Provided text:

Happy new year! To kick off the start of 2008 I've labored over a new design for DontTrustThisGuy.com. Writing a custom WordPress template, the new version of this site has microformats strategically mixed-in for your convenience. Additionally, the site now uses some advanced CSS3 styling to reward readers who are using more modern browsers, and to encourage those of you who are not, to upgrade.
CSS2 Drop Cap via Pseudo-Selectors
The purpose of the new design is to emphasize the content of each individual blog post. Most of the focus was on font choice, and text layout to encourage reading. The first paragraph of every post is slightly larger than the remaining content. Also, through the use of CSS2, a drop-cap is displayed in Firefox, Safari, and Opera web browsers. Sadly, IE7 does not support the 'first-letter' pseudo-selector even though it is a CSS2 feature. A screenshot displaying the difference can be seen below. The capture on the right is the gracefully degraded appearance in IE6 and IE7.
CSS3 Multiple Backgrounds
The page graphics are emulating a morning newspaper with a casual coffee stain here and there. Of course, if you are using any browser other than Safari you won't be able to see where those coffee stains came from. That's because only WebKit (the open source engine that Safari runs off of) currently supports the multiple background images feature of CSS3. The category and archive listings also have rounded corners courtesy of multiple backgrounds and even a drop shadow courtesy of 'text-shadow', but again only in Safari. The capture to the right is Firefox, and left of it, is Safari.
Your Name and Website in hCard
Whenever an author posts on this blog his hCard (a vcard in HTML format) is embedded into the post. This is not a built-in feature of WordPress and I think it should be. But I even took that a step further; if you comment on the site an hCard is generated for you with your name and web URL. Don't worry, your email address is not included.
Article Specific Feeds for Free with hAtom
Subscribing to a blogs RSS feed is nice but what about if you want to track the comments on a particular article? Well, by default WordPress also generates a comments feed, but this pushes all comments from all posts into the feed which may not be that useful. So you're left with having to roll your own php script to generate a customized feed for every post. This could be a little tricky. What if you can do it with no extra effort at all? Every post and it's comments already have to be wrapped in HTML markup so they can be displayed in your browser. By adding a few extra classes to the already done markup you can turn your HTML into hAtom and use an hAtom transcriber.
Article Bookmarks Baked In with xFolk
Every post, and page displaying a series of posts, such as the archives, has xFolk markup for each article. Again with Firefox's operator, you can easily bookmark any one of the posts featured on the page or add them to your ma.gnolia.com or del.icio.us account.
What Do You Think?
That about sums it up for the new design. It will be interesting to see how well browsers can support the CSS3 and microformats on this site one year from now. I'll be adding some more features to the site throughout the year as I've left plenty of room for growth. What are your criticisms, or opinions? And again, welcome to 2008, and thank you for your readership.

Provided records:
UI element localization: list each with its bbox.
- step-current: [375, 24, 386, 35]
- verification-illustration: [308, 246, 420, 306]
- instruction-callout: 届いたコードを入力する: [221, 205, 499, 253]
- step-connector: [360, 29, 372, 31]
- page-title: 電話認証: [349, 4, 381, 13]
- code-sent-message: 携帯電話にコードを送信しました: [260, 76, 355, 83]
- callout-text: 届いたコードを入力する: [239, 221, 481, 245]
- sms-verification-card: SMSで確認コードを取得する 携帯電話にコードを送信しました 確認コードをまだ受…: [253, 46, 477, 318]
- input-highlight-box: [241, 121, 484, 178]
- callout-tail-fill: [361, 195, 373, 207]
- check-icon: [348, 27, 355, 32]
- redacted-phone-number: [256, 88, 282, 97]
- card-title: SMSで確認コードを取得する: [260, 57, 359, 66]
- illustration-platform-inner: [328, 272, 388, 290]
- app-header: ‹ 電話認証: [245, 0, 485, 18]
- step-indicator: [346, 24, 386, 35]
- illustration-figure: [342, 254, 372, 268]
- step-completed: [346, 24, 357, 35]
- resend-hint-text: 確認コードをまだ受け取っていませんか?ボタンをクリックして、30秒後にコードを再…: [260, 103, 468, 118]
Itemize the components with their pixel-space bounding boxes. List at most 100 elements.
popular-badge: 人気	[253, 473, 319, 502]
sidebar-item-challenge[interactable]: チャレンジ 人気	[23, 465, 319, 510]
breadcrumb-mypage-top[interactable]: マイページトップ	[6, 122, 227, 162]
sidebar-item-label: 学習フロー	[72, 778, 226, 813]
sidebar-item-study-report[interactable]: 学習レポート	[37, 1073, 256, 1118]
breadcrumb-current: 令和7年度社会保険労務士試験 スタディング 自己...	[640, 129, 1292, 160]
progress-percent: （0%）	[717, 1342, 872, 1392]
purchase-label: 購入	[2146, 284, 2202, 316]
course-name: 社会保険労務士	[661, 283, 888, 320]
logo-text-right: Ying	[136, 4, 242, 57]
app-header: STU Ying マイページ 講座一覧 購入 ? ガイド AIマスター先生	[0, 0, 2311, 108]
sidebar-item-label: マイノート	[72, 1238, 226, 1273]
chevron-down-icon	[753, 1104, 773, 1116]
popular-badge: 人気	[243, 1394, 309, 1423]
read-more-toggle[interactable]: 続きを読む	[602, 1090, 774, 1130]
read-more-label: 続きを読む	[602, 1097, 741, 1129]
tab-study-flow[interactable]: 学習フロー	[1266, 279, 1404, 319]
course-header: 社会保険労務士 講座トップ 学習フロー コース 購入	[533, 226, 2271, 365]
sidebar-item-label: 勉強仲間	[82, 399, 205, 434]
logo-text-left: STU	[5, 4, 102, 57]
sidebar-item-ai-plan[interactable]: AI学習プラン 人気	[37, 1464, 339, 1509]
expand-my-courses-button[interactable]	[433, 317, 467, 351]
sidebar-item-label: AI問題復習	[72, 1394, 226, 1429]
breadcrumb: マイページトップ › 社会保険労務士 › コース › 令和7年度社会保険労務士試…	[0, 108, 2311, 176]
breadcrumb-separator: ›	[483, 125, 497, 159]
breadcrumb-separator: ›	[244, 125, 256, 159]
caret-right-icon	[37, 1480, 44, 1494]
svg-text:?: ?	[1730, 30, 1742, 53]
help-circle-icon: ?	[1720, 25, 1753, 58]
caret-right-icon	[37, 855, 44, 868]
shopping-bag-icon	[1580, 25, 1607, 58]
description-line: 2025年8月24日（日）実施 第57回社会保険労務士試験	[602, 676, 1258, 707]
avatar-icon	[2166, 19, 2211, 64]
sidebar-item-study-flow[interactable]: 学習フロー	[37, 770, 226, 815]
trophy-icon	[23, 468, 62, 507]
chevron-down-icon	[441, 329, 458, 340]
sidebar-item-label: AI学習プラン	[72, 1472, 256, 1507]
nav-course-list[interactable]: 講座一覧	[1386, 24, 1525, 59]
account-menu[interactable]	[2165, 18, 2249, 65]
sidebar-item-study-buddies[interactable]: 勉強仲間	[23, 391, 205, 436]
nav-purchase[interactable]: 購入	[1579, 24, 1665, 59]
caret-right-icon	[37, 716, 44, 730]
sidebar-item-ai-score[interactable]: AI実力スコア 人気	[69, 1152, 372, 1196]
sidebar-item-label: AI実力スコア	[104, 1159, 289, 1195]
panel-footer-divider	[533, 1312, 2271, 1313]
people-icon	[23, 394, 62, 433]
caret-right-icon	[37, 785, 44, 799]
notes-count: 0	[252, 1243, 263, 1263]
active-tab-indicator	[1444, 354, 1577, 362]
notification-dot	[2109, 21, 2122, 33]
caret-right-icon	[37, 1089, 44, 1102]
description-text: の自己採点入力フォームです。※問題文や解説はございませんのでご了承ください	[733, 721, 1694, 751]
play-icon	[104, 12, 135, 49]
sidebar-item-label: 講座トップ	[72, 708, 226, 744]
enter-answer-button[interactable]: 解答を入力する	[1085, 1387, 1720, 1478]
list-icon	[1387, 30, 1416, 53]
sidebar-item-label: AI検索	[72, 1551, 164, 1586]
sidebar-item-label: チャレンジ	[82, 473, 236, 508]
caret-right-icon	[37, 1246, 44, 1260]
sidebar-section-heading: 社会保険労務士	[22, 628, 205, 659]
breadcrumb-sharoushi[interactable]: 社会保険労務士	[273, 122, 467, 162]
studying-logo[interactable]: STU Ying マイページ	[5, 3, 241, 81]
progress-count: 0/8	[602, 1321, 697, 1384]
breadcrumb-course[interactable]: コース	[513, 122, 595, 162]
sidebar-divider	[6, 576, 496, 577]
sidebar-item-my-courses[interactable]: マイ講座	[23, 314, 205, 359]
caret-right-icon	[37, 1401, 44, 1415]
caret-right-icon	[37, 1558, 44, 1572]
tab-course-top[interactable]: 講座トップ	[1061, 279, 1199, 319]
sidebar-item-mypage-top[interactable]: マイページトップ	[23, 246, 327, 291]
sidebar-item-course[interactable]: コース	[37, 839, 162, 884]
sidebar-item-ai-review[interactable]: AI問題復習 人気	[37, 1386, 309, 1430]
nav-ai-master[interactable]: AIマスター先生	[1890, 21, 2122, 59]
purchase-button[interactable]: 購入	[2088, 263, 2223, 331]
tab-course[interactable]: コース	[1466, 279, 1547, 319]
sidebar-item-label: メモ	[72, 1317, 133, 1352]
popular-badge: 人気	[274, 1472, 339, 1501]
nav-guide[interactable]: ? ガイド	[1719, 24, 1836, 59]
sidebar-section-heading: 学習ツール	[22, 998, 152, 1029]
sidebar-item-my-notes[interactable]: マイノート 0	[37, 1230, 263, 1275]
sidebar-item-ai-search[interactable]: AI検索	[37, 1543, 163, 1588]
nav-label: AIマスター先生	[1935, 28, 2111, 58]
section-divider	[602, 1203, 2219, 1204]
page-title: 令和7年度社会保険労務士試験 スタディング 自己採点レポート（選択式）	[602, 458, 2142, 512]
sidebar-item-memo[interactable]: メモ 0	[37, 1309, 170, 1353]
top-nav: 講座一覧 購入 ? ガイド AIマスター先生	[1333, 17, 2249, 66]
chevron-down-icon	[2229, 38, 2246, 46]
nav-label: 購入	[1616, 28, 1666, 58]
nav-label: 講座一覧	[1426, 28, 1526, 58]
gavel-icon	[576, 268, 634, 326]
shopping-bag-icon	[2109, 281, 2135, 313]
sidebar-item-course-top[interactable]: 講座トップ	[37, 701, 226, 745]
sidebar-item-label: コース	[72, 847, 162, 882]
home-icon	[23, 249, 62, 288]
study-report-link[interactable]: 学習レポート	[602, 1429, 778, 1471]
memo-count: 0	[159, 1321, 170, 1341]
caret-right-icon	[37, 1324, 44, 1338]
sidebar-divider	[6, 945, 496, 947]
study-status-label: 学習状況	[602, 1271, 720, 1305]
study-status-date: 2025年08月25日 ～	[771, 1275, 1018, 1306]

Work task:
Reproduce everything in the redesign post from "Article Bookmarks Baked" down to "or del.icio.us account.". Nothing in the material is needed here.

Solved exercise:
Article Bookmarks Baked In with xFolk
Every post, and page displaying a series of posts, such as the archives, has xFolk markup for each article. Again with Firefox's operator, you can easily bookmark any one of the posts featured on the page or add them to your ma.gnolia.com or del.icio.us account.